## Task goal:
Can you restate the records below word for word?

-------- Data shown

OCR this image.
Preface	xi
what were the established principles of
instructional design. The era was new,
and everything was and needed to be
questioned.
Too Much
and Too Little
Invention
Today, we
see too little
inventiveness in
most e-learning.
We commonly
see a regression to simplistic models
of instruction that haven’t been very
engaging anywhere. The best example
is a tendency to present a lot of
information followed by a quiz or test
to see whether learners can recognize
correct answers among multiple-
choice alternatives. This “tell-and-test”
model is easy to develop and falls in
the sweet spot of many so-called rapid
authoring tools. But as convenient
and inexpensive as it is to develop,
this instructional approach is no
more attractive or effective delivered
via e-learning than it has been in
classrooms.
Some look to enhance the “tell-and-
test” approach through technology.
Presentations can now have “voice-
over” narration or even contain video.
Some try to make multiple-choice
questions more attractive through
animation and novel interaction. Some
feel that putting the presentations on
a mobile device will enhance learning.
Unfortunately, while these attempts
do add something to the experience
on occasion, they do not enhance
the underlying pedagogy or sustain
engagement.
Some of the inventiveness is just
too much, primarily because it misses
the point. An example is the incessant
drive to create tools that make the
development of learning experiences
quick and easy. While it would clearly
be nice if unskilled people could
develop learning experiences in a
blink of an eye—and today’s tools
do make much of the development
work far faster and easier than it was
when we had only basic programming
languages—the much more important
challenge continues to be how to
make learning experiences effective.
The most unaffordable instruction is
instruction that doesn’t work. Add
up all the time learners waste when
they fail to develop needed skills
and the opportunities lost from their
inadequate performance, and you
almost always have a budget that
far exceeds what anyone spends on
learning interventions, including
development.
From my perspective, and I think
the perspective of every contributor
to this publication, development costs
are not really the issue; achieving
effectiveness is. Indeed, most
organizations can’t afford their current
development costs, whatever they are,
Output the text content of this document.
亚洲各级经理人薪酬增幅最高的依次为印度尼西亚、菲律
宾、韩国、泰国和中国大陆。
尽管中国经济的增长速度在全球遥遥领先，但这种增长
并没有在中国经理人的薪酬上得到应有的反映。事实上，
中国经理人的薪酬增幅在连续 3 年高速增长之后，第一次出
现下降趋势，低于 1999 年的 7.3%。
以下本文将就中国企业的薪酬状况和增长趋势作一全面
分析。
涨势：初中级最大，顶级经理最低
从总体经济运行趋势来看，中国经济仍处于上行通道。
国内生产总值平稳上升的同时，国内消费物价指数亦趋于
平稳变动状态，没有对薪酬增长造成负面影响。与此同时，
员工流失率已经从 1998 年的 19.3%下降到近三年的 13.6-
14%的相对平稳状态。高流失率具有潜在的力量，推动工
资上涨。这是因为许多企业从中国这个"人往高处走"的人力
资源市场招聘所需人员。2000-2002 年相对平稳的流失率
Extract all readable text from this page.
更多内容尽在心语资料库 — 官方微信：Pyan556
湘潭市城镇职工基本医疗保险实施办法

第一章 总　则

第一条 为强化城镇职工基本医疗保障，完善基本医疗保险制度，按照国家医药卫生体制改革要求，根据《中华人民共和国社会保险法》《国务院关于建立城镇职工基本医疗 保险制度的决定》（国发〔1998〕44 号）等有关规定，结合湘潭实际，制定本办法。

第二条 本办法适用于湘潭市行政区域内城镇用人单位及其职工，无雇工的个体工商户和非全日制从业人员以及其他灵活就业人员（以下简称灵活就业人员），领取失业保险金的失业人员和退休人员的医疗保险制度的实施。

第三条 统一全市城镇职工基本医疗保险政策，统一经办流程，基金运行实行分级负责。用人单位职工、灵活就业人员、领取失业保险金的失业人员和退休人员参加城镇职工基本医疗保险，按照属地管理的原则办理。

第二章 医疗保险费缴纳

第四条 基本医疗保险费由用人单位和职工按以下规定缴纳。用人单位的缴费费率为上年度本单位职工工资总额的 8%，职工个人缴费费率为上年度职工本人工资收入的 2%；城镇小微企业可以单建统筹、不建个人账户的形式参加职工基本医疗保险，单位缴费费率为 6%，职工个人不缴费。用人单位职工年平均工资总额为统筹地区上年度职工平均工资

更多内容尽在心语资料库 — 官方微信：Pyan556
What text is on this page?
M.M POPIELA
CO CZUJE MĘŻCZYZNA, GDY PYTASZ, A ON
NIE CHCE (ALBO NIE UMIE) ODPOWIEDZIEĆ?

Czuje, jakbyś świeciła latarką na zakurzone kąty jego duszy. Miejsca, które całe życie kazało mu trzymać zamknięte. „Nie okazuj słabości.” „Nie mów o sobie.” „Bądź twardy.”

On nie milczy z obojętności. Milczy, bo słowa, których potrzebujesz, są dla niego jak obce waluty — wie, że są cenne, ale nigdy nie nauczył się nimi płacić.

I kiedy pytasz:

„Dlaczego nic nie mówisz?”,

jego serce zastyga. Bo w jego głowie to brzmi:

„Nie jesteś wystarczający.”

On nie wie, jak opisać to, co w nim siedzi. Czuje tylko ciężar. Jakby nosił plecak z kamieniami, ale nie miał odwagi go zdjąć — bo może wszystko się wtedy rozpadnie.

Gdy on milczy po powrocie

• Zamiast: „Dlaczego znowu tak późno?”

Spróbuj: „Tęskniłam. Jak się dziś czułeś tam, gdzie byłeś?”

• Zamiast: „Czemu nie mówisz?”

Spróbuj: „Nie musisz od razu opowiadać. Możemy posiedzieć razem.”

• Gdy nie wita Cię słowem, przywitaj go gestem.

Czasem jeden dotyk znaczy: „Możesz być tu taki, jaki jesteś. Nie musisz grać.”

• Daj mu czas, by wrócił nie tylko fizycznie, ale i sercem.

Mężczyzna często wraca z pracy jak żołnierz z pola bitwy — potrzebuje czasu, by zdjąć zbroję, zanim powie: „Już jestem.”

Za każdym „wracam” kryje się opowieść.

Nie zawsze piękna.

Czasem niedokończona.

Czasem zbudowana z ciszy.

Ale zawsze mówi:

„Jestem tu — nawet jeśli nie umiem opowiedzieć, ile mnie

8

----------------

## Response for this exercise:
OCR this image.
Preface	xi
what were the established principles of
instructional design. The era was new,
and everything was and needed to be
questioned.
Too Much
and Too Little
Invention
Today, we
see too little
inventiveness in
most e-learning.
We commonly
see a regression to simplistic models
of instruction that haven’t been very
engaging anywhere. The best example
is a tendency to present a lot of
information followed by a quiz or test
to see whether learners can recognize
correct answers among multiple-
choice alternatives. This “tell-and-test”
model is easy to develop and falls in
the sweet spot of many so-called rapid
authoring tools. But as convenient
and inexpensive as it is to develop,
this instructional approach is no
more attractive or effective delivered
via e-learning than it has been in
classrooms.
Some look to enhance the “tell-and-
test” approach through technology.
Presentations can now have “voice-
over” narration or even contain video.
Some try to make multiple-choice
questions more attractive through
animation and novel interaction. Some
feel that putting the presentations on
a mobile device will enhance learning.
Unfortunately, while these attempts
do add something to the experience
on occasion, they do not enhance
the underlying pedagogy or sustain
engagement.
Some of the inventiveness is just
too much, primarily because it misses
the point. An example is the incessant
drive to create tools that make the
development of learning experiences
quick and easy. While it would clearly
be nice if unskilled people could
develop learning experiences in a
blink of an eye—and today’s tools
do make much of the development
work far faster and easier than it was
when we had only basic programming
languages—the much more important
challenge continues to be how to
make learning experiences effective.
The most unaffordable instruction is
instruction that doesn’t work. Add
up all the time learners waste when
they fail to develop needed skills
and the opportunities lost from their
inadequate performance, and you
almost always have a budget that
far exceeds what anyone spends on
learning interventions, including
development.
From my perspective, and I think
the perspective of every contributor
to this publication, development costs
are not really the issue; achieving
effectiveness is. Indeed, most
organizations can’t afford their current
development costs, whatever they are,
Output the text content of this document.
亚洲各级经理人薪酬增幅最高的依次为印度尼西亚、菲律
宾、韩国、泰国和中国大陆。
尽管中国经济的增长速度在全球遥遥领先，但这种增长
并没有在中国经理人的薪酬上得到应有的反映。事实上，
中国经理人的薪酬增幅在连续 3 年高速增长之后，第一次出
现下降趋势，低于 1999 年的 7.3%。
以下本文将就中国企业的薪酬状况和增长趋势作一全面
分析。
涨势：初中级最大，顶级经理最低
从总体经济运行趋势来看，中国经济仍处于上行通道。
国内生产总值平稳上升的同时，国内消费物价指数亦趋于
平稳变动状态，没有对薪酬增长造成负面影响。与此同时，
员工流失率已经从 1998 年的 19.3%下降到近三年的 13.6-
14%的相对平稳状态。高流失率具有潜在的力量，推动工
资上涨。这是因为许多企业从中国这个"人往高处走"的人力
资源市场招聘所需人员。2000-2002 年相对平稳的流失率
Extract all readable text from this page.
更多内容尽在心语资料库 — 官方微信：Pyan556
湘潭市城镇职工基本医疗保险实施办法

第一章 总　则

第一条 为强化城镇职工基本医疗保障，完善基本医疗保险制度，按照国家医药卫生体制改革要求，根据《中华人民共和国社会保险法》《国务院关于建立城镇职工基本医疗 保险制度的决定》（国发〔1998〕44 号）等有关规定，结合湘潭实际，制定本办法。

第二条 本办法适用于湘潭市行政区域内城镇用人单位及其职工，无雇工的个体工商户和非全日制从业人员以及其他灵活就业人员（以下简称灵活就业人员），领取失业保险金的失业人员和退休人员的医疗保险制度的实施。

第三条 统一全市城镇职工基本医疗保险政策，统一经办流程，基金运行实行分级负责。用人单位职工、灵活就业人员、领取失业保险金的失业人员和退休人员参加城镇职工基本医疗保险，按照属地管理的原则办理。

第二章 医疗保险费缴纳

第四条 基本医疗保险费由用人单位和职工按以下规定缴纳。用人单位的缴费费率为上年度本单位职工工资总额的 8%，职工个人缴费费率为上年度职工本人工资收入的 2%；城镇小微企业可以单建统筹、不建个人账户的形式参加职工基本医疗保险，单位缴费费率为 6%，职工个人不缴费。用人单位职工年平均工资总额为统筹地区上年度职工平均工资

更多内容尽在心语资料库 — 官方微信：Pyan556
What text is on this page?
M.M POPIELA
CO CZUJE MĘŻCZYZNA, GDY PYTASZ, A ON
NIE CHCE (ALBO NIE UMIE) ODPOWIEDZIEĆ?

Czuje, jakbyś świeciła latarką na zakurzone kąty jego duszy. Miejsca, które całe życie kazało mu trzymać zamknięte. „Nie okazuj słabości.” „Nie mów o sobie.” „Bądź twardy.”

On nie milczy z obojętności. Milczy, bo słowa, których potrzebujesz, są dla niego jak obce waluty — wie, że są cenne, ale nigdy nie nauczył się nimi płacić.

I kiedy pytasz:

„Dlaczego nic nie mówisz?”,

jego serce zastyga. Bo w jego głowie to brzmi:

„Nie jesteś wystarczający.”

On nie wie, jak opisać to, co w nim siedzi. Czuje tylko ciężar. Jakby nosił plecak z kamieniami, ale nie miał odwagi go zdjąć — bo może wszystko się wtedy rozpadnie.

Gdy on milczy po powrocie

• Zamiast: „Dlaczego znowu tak późno?”

Spróbuj: „Tęskniłam. Jak się dziś czułeś tam, gdzie byłeś?”

• Zamiast: „Czemu nie mówisz?”

Spróbuj: „Nie musisz od razu opowiadać. Możemy posiedzieć razem.”

• Gdy nie wita Cię słowem, przywitaj go gestem.

Czasem jeden dotyk znaczy: „Możesz być tu taki, jaki jesteś. Nie musisz grać.”

• Daj mu czas, by wrócił nie tylko fizycznie, ale i sercem.

Mężczyzna często wraca z pracy jak żołnierz z pola bitwy — potrzebuje czasu, by zdjąć zbroję, zanim powie: „Już jestem.”

Za każdym „wracam” kryje się opowieść.

Nie zawsze piękna.

Czasem niedokończona.

Czasem zbudowana z ciszy.

Ale zawsze mówi:

„Jestem tu — nawet jeśli nie umiem opowiedzieć, ile mnie

8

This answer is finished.